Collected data
════

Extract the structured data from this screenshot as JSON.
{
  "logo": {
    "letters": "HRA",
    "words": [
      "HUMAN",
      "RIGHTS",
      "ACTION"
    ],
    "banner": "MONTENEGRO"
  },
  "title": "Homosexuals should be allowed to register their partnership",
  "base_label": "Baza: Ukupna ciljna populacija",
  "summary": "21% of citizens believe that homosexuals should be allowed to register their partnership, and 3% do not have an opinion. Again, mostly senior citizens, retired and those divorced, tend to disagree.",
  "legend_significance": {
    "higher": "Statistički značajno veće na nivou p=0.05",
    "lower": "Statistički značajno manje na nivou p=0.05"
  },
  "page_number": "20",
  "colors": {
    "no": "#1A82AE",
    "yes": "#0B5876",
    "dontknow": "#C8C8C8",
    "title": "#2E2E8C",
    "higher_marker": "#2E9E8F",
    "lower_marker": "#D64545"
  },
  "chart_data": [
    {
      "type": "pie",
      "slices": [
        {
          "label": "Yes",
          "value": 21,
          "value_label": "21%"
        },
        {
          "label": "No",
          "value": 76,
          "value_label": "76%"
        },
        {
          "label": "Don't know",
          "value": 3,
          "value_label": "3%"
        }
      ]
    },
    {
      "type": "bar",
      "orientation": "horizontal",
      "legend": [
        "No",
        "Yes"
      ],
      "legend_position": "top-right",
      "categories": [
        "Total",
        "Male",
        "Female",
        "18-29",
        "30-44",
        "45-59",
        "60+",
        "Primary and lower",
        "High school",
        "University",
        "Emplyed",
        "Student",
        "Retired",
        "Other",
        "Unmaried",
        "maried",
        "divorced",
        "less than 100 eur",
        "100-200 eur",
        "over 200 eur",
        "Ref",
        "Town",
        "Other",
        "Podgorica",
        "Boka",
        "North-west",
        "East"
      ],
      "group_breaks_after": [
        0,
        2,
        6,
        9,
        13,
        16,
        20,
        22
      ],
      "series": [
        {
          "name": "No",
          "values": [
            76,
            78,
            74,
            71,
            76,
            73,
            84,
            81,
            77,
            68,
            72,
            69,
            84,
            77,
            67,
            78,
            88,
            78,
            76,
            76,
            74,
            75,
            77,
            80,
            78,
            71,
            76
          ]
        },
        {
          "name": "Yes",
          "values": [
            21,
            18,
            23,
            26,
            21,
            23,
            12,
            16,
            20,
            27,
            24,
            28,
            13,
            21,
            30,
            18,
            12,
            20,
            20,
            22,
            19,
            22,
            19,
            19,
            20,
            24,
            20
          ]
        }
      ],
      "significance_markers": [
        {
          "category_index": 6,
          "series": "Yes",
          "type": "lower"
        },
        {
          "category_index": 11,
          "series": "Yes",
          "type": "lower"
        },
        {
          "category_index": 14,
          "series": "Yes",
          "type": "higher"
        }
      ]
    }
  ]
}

════

Work to complete >> Above are some records; extract every one of them exactly.

Written answer >>
Extract the structured data from this screenshot as JSON.
{
  "logo": {
    "letters": "HRA",
    "words": [
      "HUMAN",
      "RIGHTS",
      "ACTION"
    ],
    "banner": "MONTENEGRO"
  },
  "title": "Homosexuals should be allowed to register their partnership",
  "base_label": "Baza: Ukupna ciljna populacija",
  "summary": "21% of citizens believe that homosexuals should be allowed to register their partnership, and 3% do not have an opinion. Again, mostly senior citizens, retired and those divorced, tend to disagree.",
  "legend_significance": {
    "higher": "Statistički značajno veće na nivou p=0.05",
    "lower": "Statistički značajno manje na nivou p=0.05"
  },
  "page_number": "20",
  "colors": {
    "no": "#1A82AE",
    "yes": "#0B5876",
    "dontknow": "#C8C8C8",
    "title": "#2E2E8C",
    "higher_marker": "#2E9E8F",
    "lower_marker": "#D64545"
  },
  "chart_data": [
    {
      "type": "pie",
      "slices": [
        {
          "label": "Yes",
          "value": 21,
          "value_label": "21%"
        },
        {
          "label": "No",
          "value": 76,
          "value_label": "76%"
        },
        {
          "label": "Don't know",
          "value": 3,
          "value_label": "3%"
        }
      ]
    },
    {
      "type": "bar",
      "orientation": "horizontal",
      "legend": [
        "No",
        "Yes"
      ],
      "legend_position": "top-right",
      "categories": [
        "Total",
        "Male",
        "Female",
        "18-29",
        "30-44",
        "45-59",
        "60+",
        "Primary and lower",
        "High school",
        "University",
        "Emplyed",
        "Student",
        "Retired",
        "Other",
        "Unmaried",
        "maried",
        "divorced",
        "less than 100 eur",
        "100-200 eur",
        "over 200 eur",
        "Ref",
        "Town",
        "Other",
        "Podgorica",
        "Boka",
        "North-west",
        "East"
      ],
      "group_breaks_after": [
        0,
        2,
        6,
        9,
        13,
        16,
        20,
        22
      ],
      "series": [
        {
          "name": "No",
          "values": [
            76,
            78,
            74,
            71,
            76,
            73,
            84,
            81,
            77,
            68,
            72,
            69,
            84,
            77,
            67,
            78,
            88,
            78,
            76,
            76,
            74,
            75,
            77,
            80,
            78,
            71,
            76
          ]
        },
        {
          "name": "Yes",
          "values": [
            21,
            18,
            23,
            26,
            21,
            23,
            12,
            16,
            20,
            27,
            24,
            28,
            13,
            21,
            30,
            18,
            12,
            20,
            20,
            22,
            19,
            22,
            19,
            19,
            20,
            24,
            20
          ]
        }
      ],
      "significance_markers": [
        {
          "category_index": 6,
          "series": "Yes",
          "type": "lower"
        },
        {
          "category_index": 11,
          "series": "Yes",
          "type": "lower"
        },
        {
          "category_index": 14,
          "series": "Yes",
          "type": "higher"
        }
      ]
    }
  ]
}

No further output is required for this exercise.